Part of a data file
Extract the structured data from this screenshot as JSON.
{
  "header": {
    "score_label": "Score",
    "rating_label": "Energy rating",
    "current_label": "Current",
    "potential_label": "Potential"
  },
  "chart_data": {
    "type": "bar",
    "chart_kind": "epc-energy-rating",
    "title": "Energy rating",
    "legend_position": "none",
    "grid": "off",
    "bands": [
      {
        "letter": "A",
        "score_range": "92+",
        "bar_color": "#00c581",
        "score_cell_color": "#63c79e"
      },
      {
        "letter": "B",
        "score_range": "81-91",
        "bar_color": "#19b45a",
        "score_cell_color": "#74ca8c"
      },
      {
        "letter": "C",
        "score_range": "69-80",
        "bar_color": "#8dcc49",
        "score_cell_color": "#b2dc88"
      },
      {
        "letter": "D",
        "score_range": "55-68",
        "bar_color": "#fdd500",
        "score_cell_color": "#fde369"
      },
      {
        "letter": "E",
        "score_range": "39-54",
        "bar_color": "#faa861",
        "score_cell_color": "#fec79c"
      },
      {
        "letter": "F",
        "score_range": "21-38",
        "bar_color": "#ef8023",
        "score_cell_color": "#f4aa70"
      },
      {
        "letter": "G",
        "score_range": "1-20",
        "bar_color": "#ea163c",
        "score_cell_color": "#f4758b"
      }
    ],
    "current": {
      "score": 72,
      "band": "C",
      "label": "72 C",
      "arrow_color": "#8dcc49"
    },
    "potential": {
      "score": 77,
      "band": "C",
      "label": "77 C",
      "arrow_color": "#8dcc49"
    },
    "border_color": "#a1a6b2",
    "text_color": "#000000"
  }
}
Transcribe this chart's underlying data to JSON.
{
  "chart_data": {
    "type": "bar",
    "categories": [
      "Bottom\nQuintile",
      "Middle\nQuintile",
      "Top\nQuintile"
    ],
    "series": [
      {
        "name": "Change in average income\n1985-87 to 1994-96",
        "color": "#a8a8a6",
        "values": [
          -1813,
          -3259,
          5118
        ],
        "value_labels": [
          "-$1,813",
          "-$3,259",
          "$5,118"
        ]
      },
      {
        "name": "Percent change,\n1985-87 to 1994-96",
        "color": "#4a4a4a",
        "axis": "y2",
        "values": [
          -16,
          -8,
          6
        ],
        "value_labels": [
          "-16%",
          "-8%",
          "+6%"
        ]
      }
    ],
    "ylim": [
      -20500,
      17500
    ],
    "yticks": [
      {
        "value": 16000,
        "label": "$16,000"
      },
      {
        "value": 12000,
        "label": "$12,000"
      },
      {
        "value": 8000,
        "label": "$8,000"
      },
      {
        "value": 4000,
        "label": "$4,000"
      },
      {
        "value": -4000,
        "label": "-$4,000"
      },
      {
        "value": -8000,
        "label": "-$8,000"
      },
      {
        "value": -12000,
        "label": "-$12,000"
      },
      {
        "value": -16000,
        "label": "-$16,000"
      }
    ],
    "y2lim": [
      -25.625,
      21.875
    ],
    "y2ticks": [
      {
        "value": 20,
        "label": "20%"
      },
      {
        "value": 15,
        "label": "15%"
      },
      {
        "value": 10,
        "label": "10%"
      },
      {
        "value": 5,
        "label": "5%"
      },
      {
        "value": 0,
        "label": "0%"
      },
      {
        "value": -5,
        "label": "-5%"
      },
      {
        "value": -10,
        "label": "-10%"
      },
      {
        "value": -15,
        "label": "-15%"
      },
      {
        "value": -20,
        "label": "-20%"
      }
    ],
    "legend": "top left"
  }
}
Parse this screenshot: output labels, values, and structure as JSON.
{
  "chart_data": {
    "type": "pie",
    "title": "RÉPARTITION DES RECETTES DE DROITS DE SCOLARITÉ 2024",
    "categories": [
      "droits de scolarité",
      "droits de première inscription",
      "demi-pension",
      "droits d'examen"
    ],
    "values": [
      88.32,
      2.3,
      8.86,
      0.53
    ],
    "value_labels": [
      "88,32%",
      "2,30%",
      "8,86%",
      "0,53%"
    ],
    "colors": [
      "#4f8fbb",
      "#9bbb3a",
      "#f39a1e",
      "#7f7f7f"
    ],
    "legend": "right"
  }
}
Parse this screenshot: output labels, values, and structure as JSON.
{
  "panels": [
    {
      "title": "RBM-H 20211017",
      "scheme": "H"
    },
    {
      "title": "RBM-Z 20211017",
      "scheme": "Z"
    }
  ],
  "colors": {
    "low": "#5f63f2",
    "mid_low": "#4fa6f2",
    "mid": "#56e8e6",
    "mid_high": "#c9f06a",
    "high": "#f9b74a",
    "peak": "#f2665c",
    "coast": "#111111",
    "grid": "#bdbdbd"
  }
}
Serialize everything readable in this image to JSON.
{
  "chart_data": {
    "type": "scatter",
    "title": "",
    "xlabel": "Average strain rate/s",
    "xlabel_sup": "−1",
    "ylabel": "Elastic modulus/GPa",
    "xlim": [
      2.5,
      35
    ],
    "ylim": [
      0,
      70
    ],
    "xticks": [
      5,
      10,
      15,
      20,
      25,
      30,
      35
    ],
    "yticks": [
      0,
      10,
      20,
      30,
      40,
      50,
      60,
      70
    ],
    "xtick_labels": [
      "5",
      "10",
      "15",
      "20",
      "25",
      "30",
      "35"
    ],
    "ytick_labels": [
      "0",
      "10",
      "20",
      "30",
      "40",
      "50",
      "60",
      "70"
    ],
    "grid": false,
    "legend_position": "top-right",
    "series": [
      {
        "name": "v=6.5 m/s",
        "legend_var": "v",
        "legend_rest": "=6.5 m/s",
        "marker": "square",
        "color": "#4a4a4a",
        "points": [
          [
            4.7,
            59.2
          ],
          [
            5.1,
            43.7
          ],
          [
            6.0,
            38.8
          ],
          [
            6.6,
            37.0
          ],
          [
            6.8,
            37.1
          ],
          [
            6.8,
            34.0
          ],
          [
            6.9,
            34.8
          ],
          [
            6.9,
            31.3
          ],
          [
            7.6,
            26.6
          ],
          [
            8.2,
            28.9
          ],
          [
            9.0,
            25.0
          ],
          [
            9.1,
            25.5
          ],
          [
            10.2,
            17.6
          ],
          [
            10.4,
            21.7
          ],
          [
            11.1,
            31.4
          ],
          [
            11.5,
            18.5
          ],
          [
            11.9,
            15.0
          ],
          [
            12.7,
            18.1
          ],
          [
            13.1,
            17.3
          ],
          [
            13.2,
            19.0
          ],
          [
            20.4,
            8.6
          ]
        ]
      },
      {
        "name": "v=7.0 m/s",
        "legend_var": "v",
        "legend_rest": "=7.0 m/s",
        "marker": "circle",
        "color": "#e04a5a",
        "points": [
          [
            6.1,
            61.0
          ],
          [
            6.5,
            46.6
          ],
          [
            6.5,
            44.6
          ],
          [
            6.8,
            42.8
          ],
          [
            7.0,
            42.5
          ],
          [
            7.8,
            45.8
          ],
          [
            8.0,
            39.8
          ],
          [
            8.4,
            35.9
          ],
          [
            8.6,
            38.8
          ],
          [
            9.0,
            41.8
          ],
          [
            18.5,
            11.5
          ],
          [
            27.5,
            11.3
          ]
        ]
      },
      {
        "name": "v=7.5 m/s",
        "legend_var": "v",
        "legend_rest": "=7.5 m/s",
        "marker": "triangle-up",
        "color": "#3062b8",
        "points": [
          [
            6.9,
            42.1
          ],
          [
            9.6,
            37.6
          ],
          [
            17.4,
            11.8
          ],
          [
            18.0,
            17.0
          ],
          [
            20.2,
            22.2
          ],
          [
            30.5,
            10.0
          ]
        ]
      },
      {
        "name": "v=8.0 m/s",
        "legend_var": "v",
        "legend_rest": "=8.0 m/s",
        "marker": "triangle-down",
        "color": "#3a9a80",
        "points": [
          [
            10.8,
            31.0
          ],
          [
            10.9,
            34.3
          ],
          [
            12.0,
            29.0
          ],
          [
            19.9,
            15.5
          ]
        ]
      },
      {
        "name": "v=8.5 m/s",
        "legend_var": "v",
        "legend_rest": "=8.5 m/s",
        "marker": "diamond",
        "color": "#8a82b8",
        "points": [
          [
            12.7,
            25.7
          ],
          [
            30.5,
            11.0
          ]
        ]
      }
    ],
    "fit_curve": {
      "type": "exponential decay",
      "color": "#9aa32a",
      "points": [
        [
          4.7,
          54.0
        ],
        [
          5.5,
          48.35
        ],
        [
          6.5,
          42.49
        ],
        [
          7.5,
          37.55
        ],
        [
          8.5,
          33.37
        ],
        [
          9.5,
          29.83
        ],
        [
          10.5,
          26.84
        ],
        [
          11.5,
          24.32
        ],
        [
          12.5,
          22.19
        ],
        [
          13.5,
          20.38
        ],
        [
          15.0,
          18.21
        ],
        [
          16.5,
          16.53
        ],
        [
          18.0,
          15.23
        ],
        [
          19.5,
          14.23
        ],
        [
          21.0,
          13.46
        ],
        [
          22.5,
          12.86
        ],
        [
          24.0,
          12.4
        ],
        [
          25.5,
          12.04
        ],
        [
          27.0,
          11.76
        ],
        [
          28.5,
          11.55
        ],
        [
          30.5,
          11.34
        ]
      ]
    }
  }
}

DIRECTION
Show each line holding the word "name".

WRITTEN SOLUTION
        "name": "Change in average income\n1985-87 to 1994-96",
        "name": "Percent change,\n1985-87 to 1994-96",
        "name": "v=6.5 m/s",
        "name": "v=7.0 m/s",
        "name": "v=7.5 m/s",
        "name": "v=8.0 m/s",
        "name": "v=8.5 m/s",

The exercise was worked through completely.